Exactly and only the lines from the line holding "Parse this screenshot: output" to the end of the records should be reproduced. Leave pictures out.

DATASET
┌──

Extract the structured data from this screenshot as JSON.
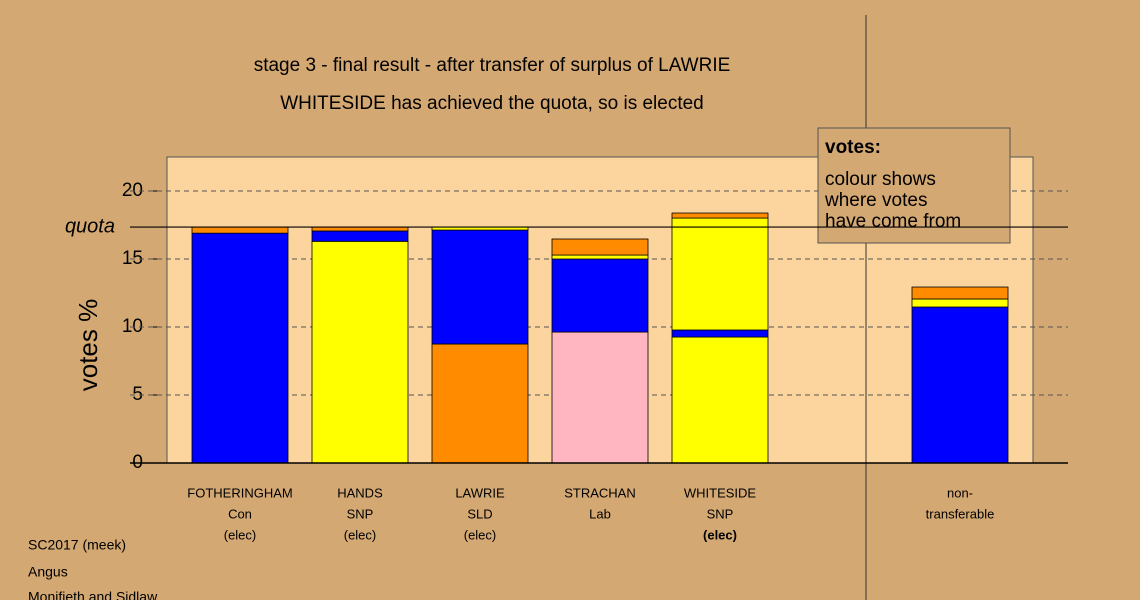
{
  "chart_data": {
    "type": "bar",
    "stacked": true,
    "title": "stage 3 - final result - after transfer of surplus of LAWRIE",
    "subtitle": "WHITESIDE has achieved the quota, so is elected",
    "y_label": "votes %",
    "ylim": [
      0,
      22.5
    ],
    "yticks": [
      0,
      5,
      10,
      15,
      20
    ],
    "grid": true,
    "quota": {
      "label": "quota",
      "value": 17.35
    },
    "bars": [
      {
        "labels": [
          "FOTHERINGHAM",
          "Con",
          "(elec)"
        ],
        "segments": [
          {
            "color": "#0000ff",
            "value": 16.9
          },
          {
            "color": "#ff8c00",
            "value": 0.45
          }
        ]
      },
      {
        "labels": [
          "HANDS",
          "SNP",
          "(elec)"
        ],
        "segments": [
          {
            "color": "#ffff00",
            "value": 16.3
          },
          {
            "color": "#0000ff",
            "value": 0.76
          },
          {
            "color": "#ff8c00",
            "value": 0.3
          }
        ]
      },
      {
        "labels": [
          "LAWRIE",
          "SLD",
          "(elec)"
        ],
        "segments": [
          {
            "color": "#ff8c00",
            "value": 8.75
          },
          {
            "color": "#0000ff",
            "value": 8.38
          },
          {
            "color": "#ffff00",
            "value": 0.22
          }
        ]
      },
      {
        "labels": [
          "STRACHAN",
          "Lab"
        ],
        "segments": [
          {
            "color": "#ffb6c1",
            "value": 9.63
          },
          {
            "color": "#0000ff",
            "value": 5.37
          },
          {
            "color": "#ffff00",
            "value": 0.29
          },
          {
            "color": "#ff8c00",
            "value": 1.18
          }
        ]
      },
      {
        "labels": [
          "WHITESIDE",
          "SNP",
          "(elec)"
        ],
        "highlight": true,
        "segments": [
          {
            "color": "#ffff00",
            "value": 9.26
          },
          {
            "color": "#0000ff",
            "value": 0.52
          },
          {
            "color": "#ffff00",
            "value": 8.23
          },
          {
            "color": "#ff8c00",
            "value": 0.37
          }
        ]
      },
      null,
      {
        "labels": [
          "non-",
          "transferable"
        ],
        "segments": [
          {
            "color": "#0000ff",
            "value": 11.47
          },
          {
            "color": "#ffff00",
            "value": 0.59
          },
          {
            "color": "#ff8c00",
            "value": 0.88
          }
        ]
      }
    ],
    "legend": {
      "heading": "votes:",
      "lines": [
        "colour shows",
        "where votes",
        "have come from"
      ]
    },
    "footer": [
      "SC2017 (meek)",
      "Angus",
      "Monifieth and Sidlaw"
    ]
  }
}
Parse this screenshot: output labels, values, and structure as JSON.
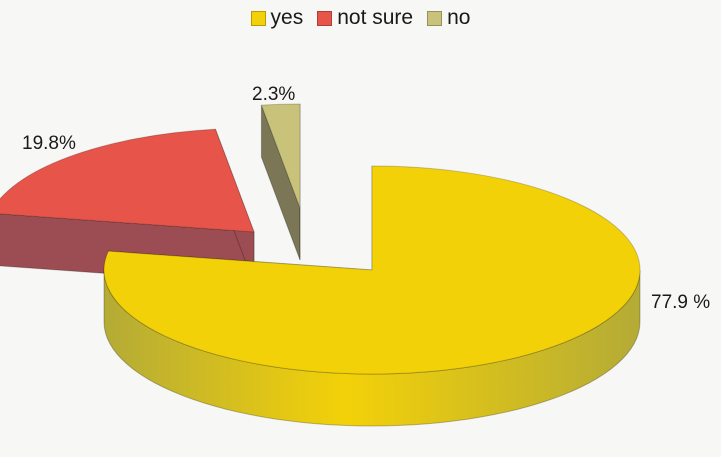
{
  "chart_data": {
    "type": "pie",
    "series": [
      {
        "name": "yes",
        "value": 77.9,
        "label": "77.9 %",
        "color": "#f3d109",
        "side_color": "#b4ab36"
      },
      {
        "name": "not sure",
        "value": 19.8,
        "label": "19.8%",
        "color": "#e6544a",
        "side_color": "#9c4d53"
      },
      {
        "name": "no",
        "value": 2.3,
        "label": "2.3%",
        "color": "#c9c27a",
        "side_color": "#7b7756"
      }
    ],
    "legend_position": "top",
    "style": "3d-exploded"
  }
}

└──

SOLUTION FOR THIS EXERCISE
Parse this screenshot: output labels, values, and structure as JSON.
{
  "chart_data": {
    "type": "pie",
    "series": [
      {
        "name": "yes",
        "value": 77.9,
        "label": "77.9 %",
        "color": "#f3d109",
        "side_color": "#b4ab36"
      },
      {
        "name": "not sure",
        "value": 19.8,
        "label": "19.8%",
        "color": "#e6544a",
        "side_color": "#9c4d53"
      },
      {
        "name": "no",
        "value": 2.3,
        "label": "2.3%",
        "color": "#c9c27a",
        "side_color": "#7b7756"
      }
    ],
    "legend_position": "top",
    "style": "3d-exploded"
  }
}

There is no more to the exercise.